- **PROVIDED PASSAGE**:

    Let me ask you a question though: you decide to start up in business but you are not alone. There are more and more aspiring professional genealogists, after the surge of programmes like WDYTYA and Heir Hunters. How do you stand apart from the rest? The best way is to be the best you can from the outset. Yes you can wait 25 years to gain all that experience but focussed learning will give you the much needed in depth knowledge more quickly as you work on real life cases and gain experience at the same time.

    There’s some useful information on the formal courses here (click on the image):

    If financial commitment is a worry, start small. There are shorter courses available from IHGS, Pharos, the SoG and Strathclyde University or you could begin with talks from your local Family History Society.


    Aim for accreditation

    This is a huge area of passion for me. Why? Working at the highest standards is all about providing the best possible service to your clients. How do clients know that the nicely polished family tree a “professional” has produced is not in fact riddled with errors? Organisations such as AGRA (ASGRA in Scotland, AGI in Ireland) only grant full membership after assessment of examples of your professional work.

- **TASK DETAILS**: Continue the passage on becoming a professional genealogist from where it stops. The lines after this are separate material, unconnected to the passage on professional genealogy.

- **SUPPLIED ENTRIES**:
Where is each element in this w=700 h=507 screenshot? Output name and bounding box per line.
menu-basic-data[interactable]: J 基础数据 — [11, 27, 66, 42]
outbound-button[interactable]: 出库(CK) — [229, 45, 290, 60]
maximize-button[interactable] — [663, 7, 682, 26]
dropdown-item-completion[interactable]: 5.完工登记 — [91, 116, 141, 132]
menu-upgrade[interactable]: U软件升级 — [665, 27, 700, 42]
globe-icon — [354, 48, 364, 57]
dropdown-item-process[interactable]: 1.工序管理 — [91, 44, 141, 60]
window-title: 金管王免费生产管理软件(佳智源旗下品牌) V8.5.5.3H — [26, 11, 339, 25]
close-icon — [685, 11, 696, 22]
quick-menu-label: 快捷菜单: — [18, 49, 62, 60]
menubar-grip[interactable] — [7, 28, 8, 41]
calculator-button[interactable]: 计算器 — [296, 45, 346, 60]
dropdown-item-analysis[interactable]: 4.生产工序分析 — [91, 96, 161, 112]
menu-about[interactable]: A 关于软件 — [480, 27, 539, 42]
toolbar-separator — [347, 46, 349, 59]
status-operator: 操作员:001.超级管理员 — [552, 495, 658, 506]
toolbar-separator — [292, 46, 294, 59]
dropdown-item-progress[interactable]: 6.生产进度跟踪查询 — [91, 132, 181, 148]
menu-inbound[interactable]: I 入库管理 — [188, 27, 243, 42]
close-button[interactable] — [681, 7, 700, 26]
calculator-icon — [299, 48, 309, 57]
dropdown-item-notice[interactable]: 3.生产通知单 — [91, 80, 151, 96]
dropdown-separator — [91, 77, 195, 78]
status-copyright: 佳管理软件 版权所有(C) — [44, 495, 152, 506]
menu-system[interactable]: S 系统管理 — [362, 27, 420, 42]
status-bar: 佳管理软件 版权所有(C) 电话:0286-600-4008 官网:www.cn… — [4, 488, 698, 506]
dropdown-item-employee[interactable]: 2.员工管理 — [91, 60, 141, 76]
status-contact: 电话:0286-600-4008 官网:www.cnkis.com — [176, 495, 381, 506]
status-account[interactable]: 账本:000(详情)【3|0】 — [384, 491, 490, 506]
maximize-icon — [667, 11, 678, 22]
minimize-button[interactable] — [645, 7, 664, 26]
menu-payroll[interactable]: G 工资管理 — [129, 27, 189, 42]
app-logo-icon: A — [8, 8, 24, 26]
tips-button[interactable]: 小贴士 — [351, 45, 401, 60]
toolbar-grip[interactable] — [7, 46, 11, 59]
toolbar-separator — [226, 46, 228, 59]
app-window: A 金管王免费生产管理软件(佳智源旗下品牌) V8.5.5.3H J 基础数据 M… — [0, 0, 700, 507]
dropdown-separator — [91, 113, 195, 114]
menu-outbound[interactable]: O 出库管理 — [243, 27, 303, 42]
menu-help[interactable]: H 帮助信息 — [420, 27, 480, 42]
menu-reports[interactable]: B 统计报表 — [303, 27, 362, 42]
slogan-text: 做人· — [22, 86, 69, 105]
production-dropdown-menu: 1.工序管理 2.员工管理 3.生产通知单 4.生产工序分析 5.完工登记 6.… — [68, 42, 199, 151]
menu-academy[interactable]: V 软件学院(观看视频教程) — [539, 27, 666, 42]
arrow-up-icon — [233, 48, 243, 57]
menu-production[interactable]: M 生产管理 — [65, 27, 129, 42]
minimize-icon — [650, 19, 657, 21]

- **RESPONSE AREA**:
    Much has been written on this recently by Paul Gorry, a professional genealogist and member of AGI. In fact this book has been causing something of a stir on social media, on both sides of the Atlantic. Should professional genealogists be accredited and what constitutes accreditation? It is the latter point that Paul has perhaps caused the most controversy with, blending factual information from many professional organisations and societies with forthright opinion. Not for the easily offended, I have to say I do agree with a lot of what’s in this book and its underlying messages: in order to protect our clients from the unscrupulous and the “just not ready” for professional work we must make efforts to rubber stamp our work.




    It is easy to get distracted when working on your own research but you cannot do that when you are getting paid. Self-discipline and clear research plans are essential.


    Giving it away for free

    We do this job because we love it and it is so easy to go over the time we have been paid for to do a good job. I’ve been guilty of that myself. However, this is business and don’t forget: if you do twenty hours instead of the paid ten this time, your client will expect the same amount of work for the same money next time!


    Taking it further

    If you are interesting in becoming a professional genealogist and want to know more, the latest dates for my Pharos Professional Genealogist – Become One Become a Better One are now available HERE. This is a four week distance learning course and covers everything from starting up in business, setting rates and marketing to dealing with client commissions and report writing.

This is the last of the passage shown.